[Your goal] Extract the listing in its entirety, keeping each line identical to the original.

[Available data]
◆ ◆ ◆ ◆ ◆ ◆ ◆
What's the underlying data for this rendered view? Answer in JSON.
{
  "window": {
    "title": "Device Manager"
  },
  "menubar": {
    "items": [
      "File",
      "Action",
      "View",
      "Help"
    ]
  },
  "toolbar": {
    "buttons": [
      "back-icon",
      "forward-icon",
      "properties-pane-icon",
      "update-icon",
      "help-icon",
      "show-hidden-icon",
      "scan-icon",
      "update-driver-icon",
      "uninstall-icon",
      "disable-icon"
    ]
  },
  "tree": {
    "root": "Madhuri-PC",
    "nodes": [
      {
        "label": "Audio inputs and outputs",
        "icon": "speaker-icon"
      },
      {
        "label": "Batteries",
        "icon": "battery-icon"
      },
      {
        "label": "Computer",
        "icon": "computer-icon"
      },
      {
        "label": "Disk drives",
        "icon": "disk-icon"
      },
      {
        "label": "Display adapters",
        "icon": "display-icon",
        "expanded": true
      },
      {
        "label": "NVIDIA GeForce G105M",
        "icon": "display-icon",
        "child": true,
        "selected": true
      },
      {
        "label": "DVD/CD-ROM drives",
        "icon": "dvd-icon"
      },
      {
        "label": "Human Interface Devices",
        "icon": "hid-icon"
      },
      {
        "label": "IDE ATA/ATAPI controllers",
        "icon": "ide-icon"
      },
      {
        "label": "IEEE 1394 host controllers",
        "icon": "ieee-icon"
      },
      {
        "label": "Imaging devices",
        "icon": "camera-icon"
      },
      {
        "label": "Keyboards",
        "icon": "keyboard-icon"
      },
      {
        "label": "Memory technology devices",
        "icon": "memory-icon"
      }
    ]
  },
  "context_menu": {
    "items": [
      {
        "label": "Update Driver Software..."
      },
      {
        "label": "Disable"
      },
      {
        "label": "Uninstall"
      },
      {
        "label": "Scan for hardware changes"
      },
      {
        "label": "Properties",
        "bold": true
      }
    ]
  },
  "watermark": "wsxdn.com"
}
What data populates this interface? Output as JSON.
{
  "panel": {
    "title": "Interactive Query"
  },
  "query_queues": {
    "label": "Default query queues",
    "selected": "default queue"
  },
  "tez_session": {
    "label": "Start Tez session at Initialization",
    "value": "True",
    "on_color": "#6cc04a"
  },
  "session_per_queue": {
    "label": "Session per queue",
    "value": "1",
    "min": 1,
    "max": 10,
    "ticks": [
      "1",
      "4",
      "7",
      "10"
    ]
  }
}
◆ ◆ ◆ ◆ ◆ ◆ ◆
[Finished exercise]
What's the underlying data for this rendered view? Answer in JSON.
{
  "window": {
    "title": "Device Manager"
  },
  "menubar": {
    "items": [
      "File",
      "Action",
      "View",
      "Help"
    ]
  },
  "toolbar": {
    "buttons": [
      "back-icon",
      "forward-icon",
      "properties-pane-icon",
      "update-icon",
      "help-icon",
      "show-hidden-icon",
      "scan-icon",
      "update-driver-icon",
      "uninstall-icon",
      "disable-icon"
    ]
  },
  "tree": {
    "root": "Madhuri-PC",
    "nodes": [
      {
        "label": "Audio inputs and outputs",
        "icon": "speaker-icon"
      },
      {
        "label": "Batteries",
        "icon": "battery-icon"
      },
      {
        "label": "Computer",
        "icon": "computer-icon"
      },
      {
        "label": "Disk drives",
        "icon": "disk-icon"
      },
      {
        "label": "Display adapters",
        "icon": "display-icon",
        "expanded": true
      },
      {
        "label": "NVIDIA GeForce G105M",
        "icon": "display-icon",
        "child": true,
        "selected": true
      },
      {
        "label": "DVD/CD-ROM drives",
        "icon": "dvd-icon"
      },
      {
        "label": "Human Interface Devices",
        "icon": "hid-icon"
      },
      {
        "label": "IDE ATA/ATAPI controllers",
        "icon": "ide-icon"
      },
      {
        "label": "IEEE 1394 host controllers",
        "icon": "ieee-icon"
      },
      {
        "label": "Imaging devices",
        "icon": "camera-icon"
      },
      {
        "label": "Keyboards",
        "icon": "keyboard-icon"
      },
      {
        "label": "Memory technology devices",
        "icon": "memory-icon"
      }
    ]
  },
  "context_menu": {
    "items": [
      {
        "label": "Update Driver Software..."
      },
      {
        "label": "Disable"
      },
      {
        "label": "Uninstall"
      },
      {
        "label": "Scan for hardware changes"
      },
      {
        "label": "Properties",
        "bold": true
      }
    ]
  },
  "watermark": "wsxdn.com"
}
What data populates this interface? Output as JSON.
{
  "panel": {
    "title": "Interactive Query"
  },
  "query_queues": {
    "label": "Default query queues",
    "selected": "default queue"
  },
  "tez_session": {
    "label": "Start Tez session at Initialization",
    "value": "True",
    "on_color": "#6cc04a"
  },
  "session_per_queue": {
    "label": "Session per queue",
    "value": "1",
    "min": 1,
    "max": 10,
    "ticks": [
      "1",
      "4",
      "7",
      "10"
    ]
  }
}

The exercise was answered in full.